=== What you should do ===
Every entry should be repeated exactly. Omit the pictures.

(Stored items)

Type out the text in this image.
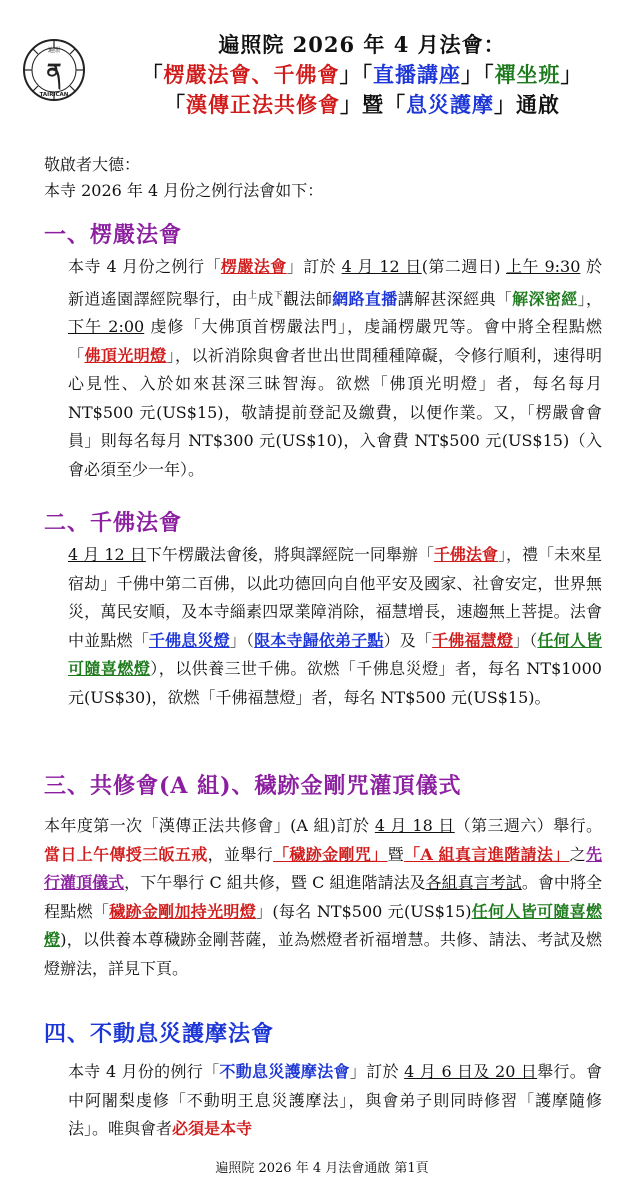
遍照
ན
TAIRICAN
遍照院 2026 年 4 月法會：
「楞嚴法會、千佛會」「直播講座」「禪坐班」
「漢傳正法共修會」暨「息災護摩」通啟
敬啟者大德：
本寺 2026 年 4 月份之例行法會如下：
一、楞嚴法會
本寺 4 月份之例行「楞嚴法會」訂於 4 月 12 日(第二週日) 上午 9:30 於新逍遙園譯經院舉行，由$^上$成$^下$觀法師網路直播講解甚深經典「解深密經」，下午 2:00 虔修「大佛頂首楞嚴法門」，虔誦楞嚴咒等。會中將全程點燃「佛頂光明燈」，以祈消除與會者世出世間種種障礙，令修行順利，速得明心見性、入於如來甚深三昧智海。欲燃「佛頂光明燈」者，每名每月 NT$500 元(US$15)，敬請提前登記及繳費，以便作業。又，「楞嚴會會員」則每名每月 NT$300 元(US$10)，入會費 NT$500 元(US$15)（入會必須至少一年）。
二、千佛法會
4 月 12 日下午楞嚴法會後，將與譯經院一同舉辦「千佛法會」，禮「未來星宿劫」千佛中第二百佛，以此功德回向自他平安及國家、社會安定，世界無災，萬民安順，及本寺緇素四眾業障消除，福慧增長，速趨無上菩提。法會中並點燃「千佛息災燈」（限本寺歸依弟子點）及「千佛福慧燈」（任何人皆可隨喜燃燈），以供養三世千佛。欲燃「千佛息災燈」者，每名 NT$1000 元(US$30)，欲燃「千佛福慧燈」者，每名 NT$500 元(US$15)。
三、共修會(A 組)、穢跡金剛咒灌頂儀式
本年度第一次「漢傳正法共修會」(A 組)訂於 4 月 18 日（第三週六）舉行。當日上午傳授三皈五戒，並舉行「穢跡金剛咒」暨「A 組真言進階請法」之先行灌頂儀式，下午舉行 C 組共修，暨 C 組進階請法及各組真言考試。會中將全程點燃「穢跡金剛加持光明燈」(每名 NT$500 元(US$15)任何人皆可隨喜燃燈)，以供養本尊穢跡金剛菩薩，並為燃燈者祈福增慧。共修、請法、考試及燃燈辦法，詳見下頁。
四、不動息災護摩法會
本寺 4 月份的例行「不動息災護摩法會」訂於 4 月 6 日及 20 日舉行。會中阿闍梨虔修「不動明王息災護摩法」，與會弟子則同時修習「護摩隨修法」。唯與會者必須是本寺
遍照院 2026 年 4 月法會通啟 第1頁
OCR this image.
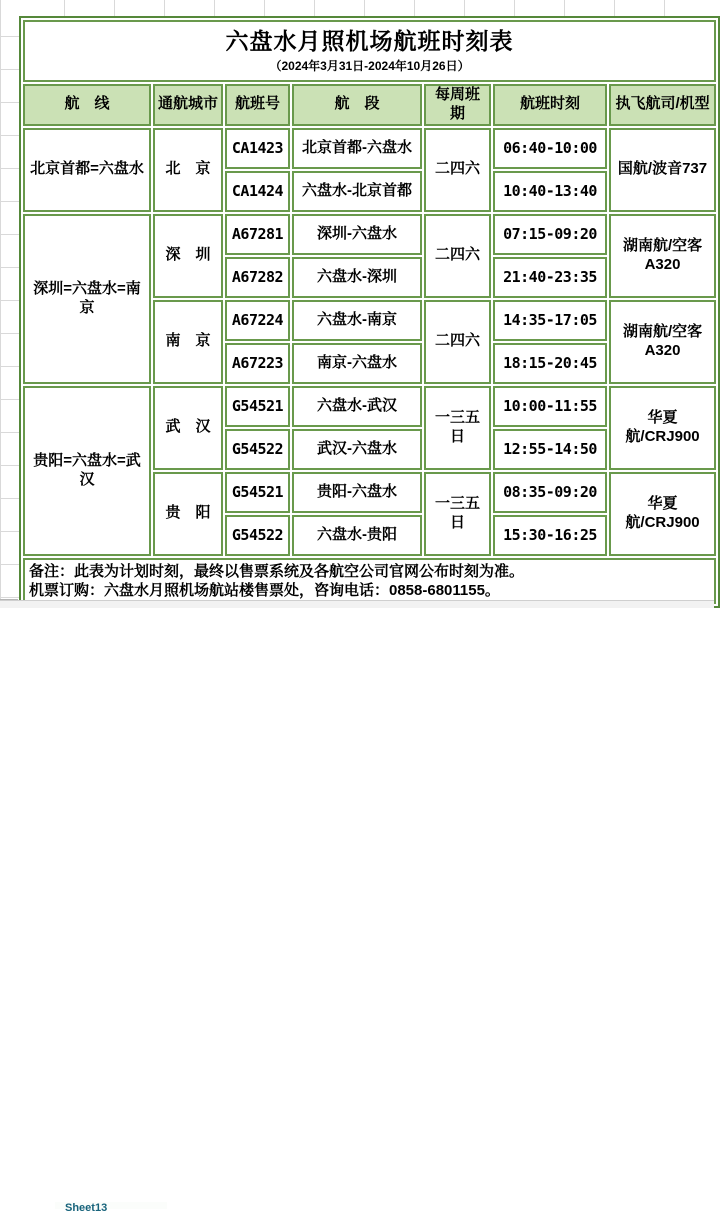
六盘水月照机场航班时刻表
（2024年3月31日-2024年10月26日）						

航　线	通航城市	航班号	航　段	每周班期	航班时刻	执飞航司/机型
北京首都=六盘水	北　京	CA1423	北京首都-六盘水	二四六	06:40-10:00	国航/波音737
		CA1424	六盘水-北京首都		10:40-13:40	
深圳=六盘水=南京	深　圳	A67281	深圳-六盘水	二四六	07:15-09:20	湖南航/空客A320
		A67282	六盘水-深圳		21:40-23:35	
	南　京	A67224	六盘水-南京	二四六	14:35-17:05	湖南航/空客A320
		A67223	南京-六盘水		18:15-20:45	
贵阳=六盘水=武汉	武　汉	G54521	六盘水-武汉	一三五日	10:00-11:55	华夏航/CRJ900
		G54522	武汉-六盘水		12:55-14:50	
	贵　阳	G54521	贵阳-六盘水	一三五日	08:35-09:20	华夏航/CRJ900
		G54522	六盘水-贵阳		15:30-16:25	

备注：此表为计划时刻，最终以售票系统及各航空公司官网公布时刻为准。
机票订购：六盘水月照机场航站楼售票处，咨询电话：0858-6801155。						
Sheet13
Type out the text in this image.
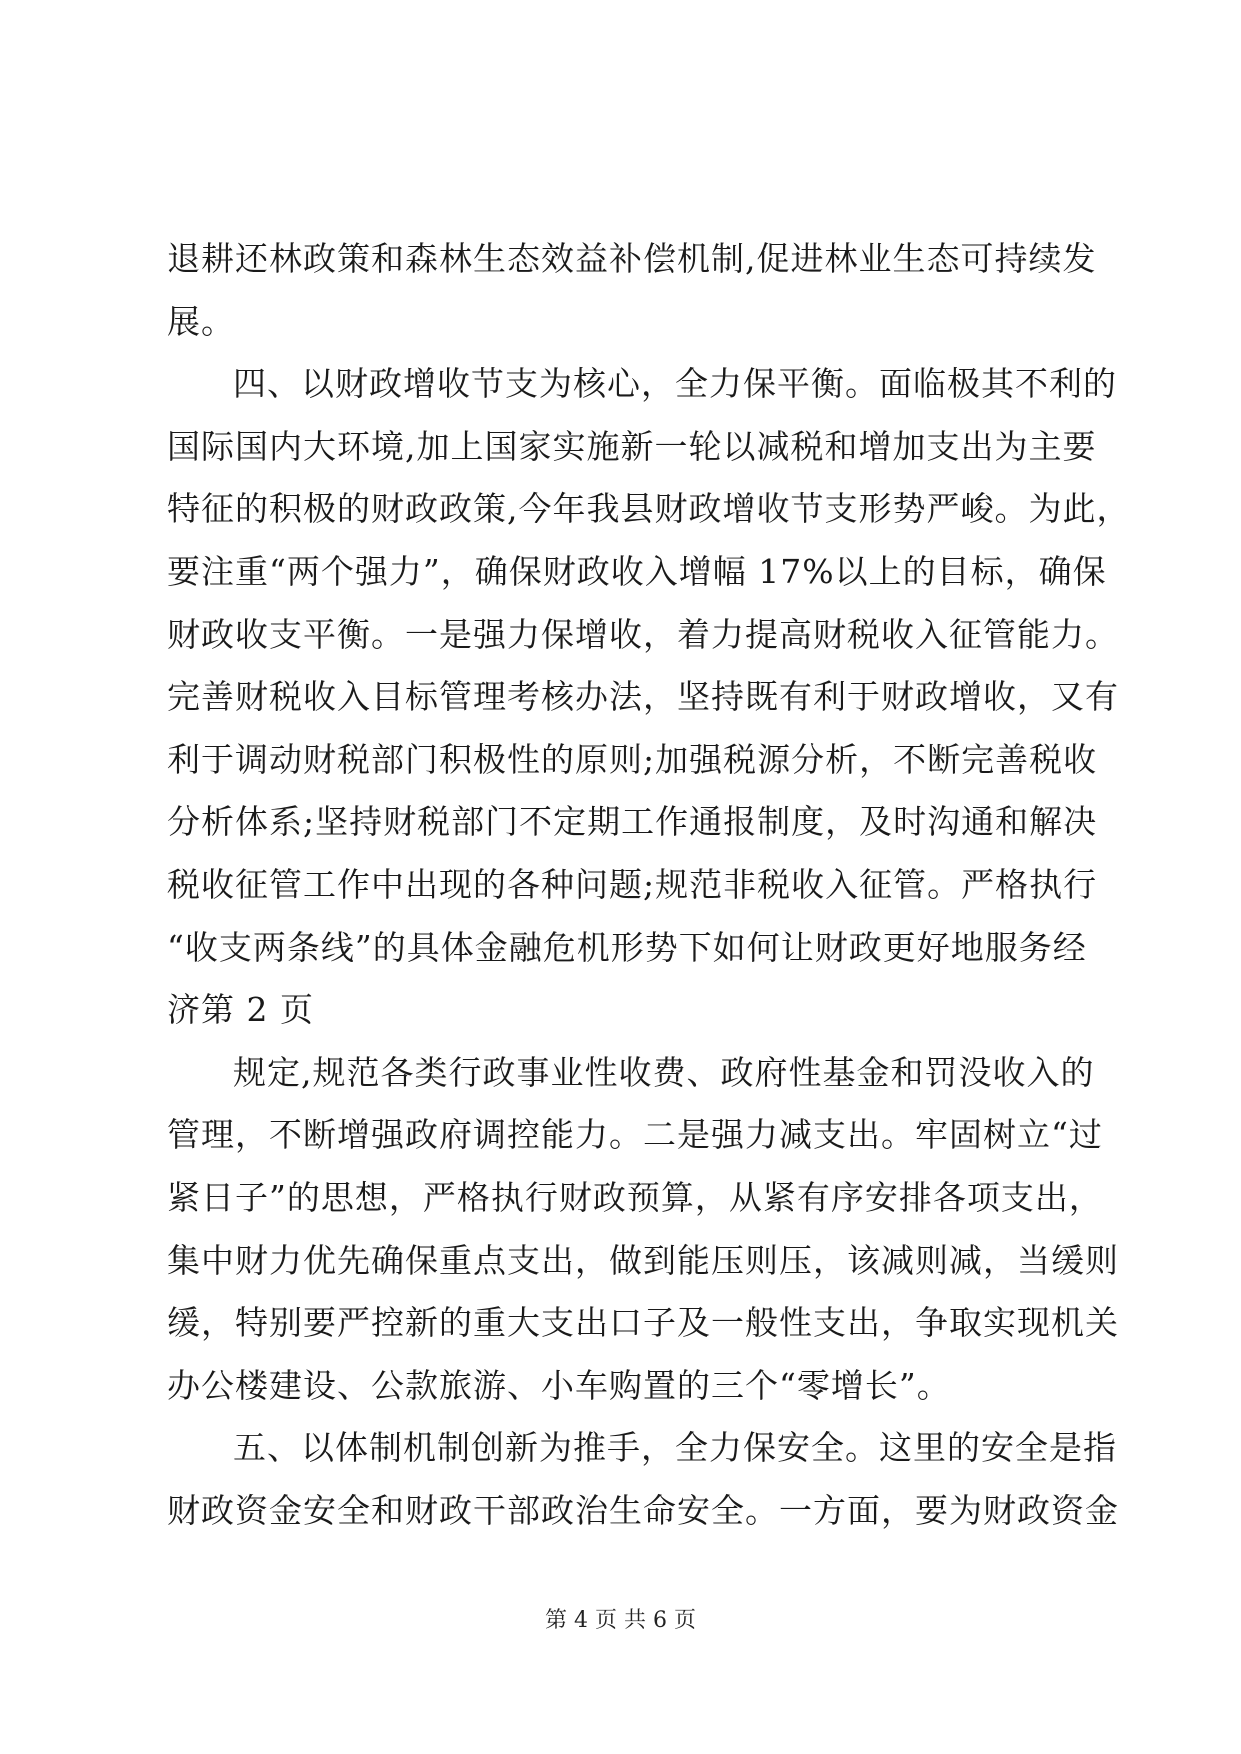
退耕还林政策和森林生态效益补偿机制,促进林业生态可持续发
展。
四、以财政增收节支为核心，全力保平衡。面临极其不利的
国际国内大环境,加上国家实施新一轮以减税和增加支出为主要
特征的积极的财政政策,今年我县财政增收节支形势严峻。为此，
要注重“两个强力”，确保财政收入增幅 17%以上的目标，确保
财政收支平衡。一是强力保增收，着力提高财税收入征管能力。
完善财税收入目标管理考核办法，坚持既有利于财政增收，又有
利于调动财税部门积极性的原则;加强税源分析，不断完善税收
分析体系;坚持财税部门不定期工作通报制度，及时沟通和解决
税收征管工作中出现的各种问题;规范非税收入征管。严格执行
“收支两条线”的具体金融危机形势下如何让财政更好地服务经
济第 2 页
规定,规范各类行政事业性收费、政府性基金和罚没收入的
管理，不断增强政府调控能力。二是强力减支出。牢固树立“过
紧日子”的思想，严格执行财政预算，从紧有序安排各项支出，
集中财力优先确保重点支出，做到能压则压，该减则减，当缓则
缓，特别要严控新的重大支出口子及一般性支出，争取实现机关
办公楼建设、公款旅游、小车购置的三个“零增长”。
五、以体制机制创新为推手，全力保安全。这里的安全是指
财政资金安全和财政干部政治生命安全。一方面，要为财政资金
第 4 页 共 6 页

=== Solution for this problem ===
Type out the text in this image.
遍照
ན
TAIRICAN
遍照院 2026 年 4 月法會：
「楞嚴法會、千佛會」「直播講座」「禪坐班」
「漢傳正法共修會」暨「息災護摩」通啟
敬啟者大德：
本寺 2026 年 4 月份之例行法會如下：
一、楞嚴法會
本寺 4 月份之例行「楞嚴法會」訂於 4 月 12 日(第二週日) 上午 9:30 於新逍遙園譯經院舉行，由$^上$成$^下$觀法師網路直播講解甚深經典「解深密經」，下午 2:00 虔修「大佛頂首楞嚴法門」，虔誦楞嚴咒等。會中將全程點燃「佛頂光明燈」，以祈消除與會者世出世間種種障礙，令修行順利，速得明心見性、入於如來甚深三昧智海。欲燃「佛頂光明燈」者，每名每月 NT$500 元(US$15)，敬請提前登記及繳費，以便作業。又，「楞嚴會會員」則每名每月 NT$300 元(US$10)，入會費 NT$500 元(US$15)（入會必須至少一年）。
二、千佛法會
4 月 12 日下午楞嚴法會後，將與譯經院一同舉辦「千佛法會」，禮「未來星宿劫」千佛中第二百佛，以此功德回向自他平安及國家、社會安定，世界無災，萬民安順，及本寺緇素四眾業障消除，福慧增長，速趨無上菩提。法會中並點燃「千佛息災燈」（限本寺歸依弟子點）及「千佛福慧燈」（任何人皆可隨喜燃燈），以供養三世千佛。欲燃「千佛息災燈」者，每名 NT$1000 元(US$30)，欲燃「千佛福慧燈」者，每名 NT$500 元(US$15)。
三、共修會(A 組)、穢跡金剛咒灌頂儀式
本年度第一次「漢傳正法共修會」(A 組)訂於 4 月 18 日（第三週六）舉行。當日上午傳授三皈五戒，並舉行「穢跡金剛咒」暨「A 組真言進階請法」之先行灌頂儀式，下午舉行 C 組共修，暨 C 組進階請法及各組真言考試。會中將全程點燃「穢跡金剛加持光明燈」(每名 NT$500 元(US$15)任何人皆可隨喜燃燈)，以供養本尊穢跡金剛菩薩，並為燃燈者祈福增慧。共修、請法、考試及燃燈辦法，詳見下頁。
四、不動息災護摩法會
本寺 4 月份的例行「不動息災護摩法會」訂於 4 月 6 日及 20 日舉行。會中阿闍梨虔修「不動明王息災護摩法」，與會弟子則同時修習「護摩隨修法」。唯與會者必須是本寺
遍照院 2026 年 4 月法會通啟 第1頁
OCR this image.
六盘水月照机场航班时刻表
（2024年3月31日-2024年10月26日）						

航　线	通航城市	航班号	航　段	每周班期	航班时刻	执飞航司/机型
北京首都=六盘水	北　京	CA1423	北京首都-六盘水	二四六	06:40-10:00	国航/波音737
		CA1424	六盘水-北京首都		10:40-13:40	
深圳=六盘水=南京	深　圳	A67281	深圳-六盘水	二四六	07:15-09:20	湖南航/空客A320
		A67282	六盘水-深圳		21:40-23:35	
	南　京	A67224	六盘水-南京	二四六	14:35-17:05	湖南航/空客A320
		A67223	南京-六盘水		18:15-20:45	
贵阳=六盘水=武汉	武　汉	G54521	六盘水-武汉	一三五日	10:00-11:55	华夏航/CRJ900
		G54522	武汉-六盘水		12:55-14:50	
	贵　阳	G54521	贵阳-六盘水	一三五日	08:35-09:20	华夏航/CRJ900
		G54522	六盘水-贵阳		15:30-16:25	

备注：此表为计划时刻，最终以售票系统及各航空公司官网公布时刻为准。
机票订购：六盘水月照机场航站楼售票处，咨询电话：0858-6801155。						
Sheet13
Type out the text in this image.
退耕还林政策和森林生态效益补偿机制,促进林业生态可持续发
展。
四、以财政增收节支为核心，全力保平衡。面临极其不利的
国际国内大环境,加上国家实施新一轮以减税和增加支出为主要
特征的积极的财政政策,今年我县财政增收节支形势严峻。为此，
要注重“两个强力”，确保财政收入增幅 17%以上的目标，确保
财政收支平衡。一是强力保增收，着力提高财税收入征管能力。
完善财税收入目标管理考核办法，坚持既有利于财政增收，又有
利于调动财税部门积极性的原则;加强税源分析，不断完善税收
分析体系;坚持财税部门不定期工作通报制度，及时沟通和解决
税收征管工作中出现的各种问题;规范非税收入征管。严格执行
“收支两条线”的具体金融危机形势下如何让财政更好地服务经
济第 2 页
规定,规范各类行政事业性收费、政府性基金和罚没收入的
管理，不断增强政府调控能力。二是强力减支出。牢固树立“过
紧日子”的思想，严格执行财政预算，从紧有序安排各项支出，
集中财力优先确保重点支出，做到能压则压，该减则减，当缓则
缓，特别要严控新的重大支出口子及一般性支出，争取实现机关
办公楼建设、公款旅游、小车购置的三个“零增长”。
五、以体制机制创新为推手，全力保安全。这里的安全是指
财政资金安全和财政干部政治生命安全。一方面，要为财政资金
第 4 页 共 6 页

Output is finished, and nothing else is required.